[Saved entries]

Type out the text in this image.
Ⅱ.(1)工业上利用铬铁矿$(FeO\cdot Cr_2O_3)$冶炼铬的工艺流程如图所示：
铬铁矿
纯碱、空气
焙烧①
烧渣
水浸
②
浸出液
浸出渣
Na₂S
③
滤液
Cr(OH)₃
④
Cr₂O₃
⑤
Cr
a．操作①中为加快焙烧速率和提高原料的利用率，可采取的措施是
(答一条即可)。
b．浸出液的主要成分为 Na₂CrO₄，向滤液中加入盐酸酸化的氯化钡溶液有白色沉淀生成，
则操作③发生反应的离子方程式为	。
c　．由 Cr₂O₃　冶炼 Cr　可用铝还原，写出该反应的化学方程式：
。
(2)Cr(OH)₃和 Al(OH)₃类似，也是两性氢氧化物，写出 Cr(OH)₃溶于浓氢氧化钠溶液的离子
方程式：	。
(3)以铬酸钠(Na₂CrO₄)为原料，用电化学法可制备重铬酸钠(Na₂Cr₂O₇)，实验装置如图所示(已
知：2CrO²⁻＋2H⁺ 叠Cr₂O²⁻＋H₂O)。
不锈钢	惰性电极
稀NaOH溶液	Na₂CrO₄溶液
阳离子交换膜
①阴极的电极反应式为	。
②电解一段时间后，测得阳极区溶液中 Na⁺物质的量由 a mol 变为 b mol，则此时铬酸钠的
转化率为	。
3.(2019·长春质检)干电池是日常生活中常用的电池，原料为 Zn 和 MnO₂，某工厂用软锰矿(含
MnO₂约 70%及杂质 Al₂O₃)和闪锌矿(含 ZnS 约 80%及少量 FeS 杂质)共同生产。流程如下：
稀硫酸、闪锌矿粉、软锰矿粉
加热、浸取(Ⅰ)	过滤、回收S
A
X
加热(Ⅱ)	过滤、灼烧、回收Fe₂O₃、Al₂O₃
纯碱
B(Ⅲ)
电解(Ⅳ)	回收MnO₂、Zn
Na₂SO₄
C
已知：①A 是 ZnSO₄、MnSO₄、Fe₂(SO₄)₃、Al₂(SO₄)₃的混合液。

• [The request]
Extract every line above exactly as it stands.

• [Written reply]
Type out the text in this image.
Ⅱ.(1)工业上利用铬铁矿$(FeO\cdot Cr_2O_3)$冶炼铬的工艺流程如图所示：
铬铁矿
纯碱、空气
焙烧①
烧渣
水浸
②
浸出液
浸出渣
Na₂S
③
滤液
Cr(OH)₃
④
Cr₂O₃
⑤
Cr
a．操作①中为加快焙烧速率和提高原料的利用率，可采取的措施是
(答一条即可)。
b．浸出液的主要成分为 Na₂CrO₄，向滤液中加入盐酸酸化的氯化钡溶液有白色沉淀生成，
则操作③发生反应的离子方程式为	。
c　．由 Cr₂O₃　冶炼 Cr　可用铝还原，写出该反应的化学方程式：
。
(2)Cr(OH)₃和 Al(OH)₃类似，也是两性氢氧化物，写出 Cr(OH)₃溶于浓氢氧化钠溶液的离子
方程式：	。
(3)以铬酸钠(Na₂CrO₄)为原料，用电化学法可制备重铬酸钠(Na₂Cr₂O₇)，实验装置如图所示(已
知：2CrO²⁻＋2H⁺ 叠Cr₂O²⁻＋H₂O)。
不锈钢	惰性电极
稀NaOH溶液	Na₂CrO₄溶液
阳离子交换膜
①阴极的电极反应式为	。
②电解一段时间后，测得阳极区溶液中 Na⁺物质的量由 a mol 变为 b mol，则此时铬酸钠的
转化率为	。
3.(2019·长春质检)干电池是日常生活中常用的电池，原料为 Zn 和 MnO₂，某工厂用软锰矿(含
MnO₂约 70%及杂质 Al₂O₃)和闪锌矿(含 ZnS 约 80%及少量 FeS 杂质)共同生产。流程如下：
稀硫酸、闪锌矿粉、软锰矿粉
加热、浸取(Ⅰ)	过滤、回收S
A
X
加热(Ⅱ)	过滤、灼烧、回收Fe₂O₃、Al₂O₃
纯碱
B(Ⅲ)
电解(Ⅳ)	回收MnO₂、Zn
Na₂SO₄
C
已知：①A 是 ZnSO₄、MnSO₄、Fe₂(SO₄)₃、Al₂(SO₄)₃的混合液。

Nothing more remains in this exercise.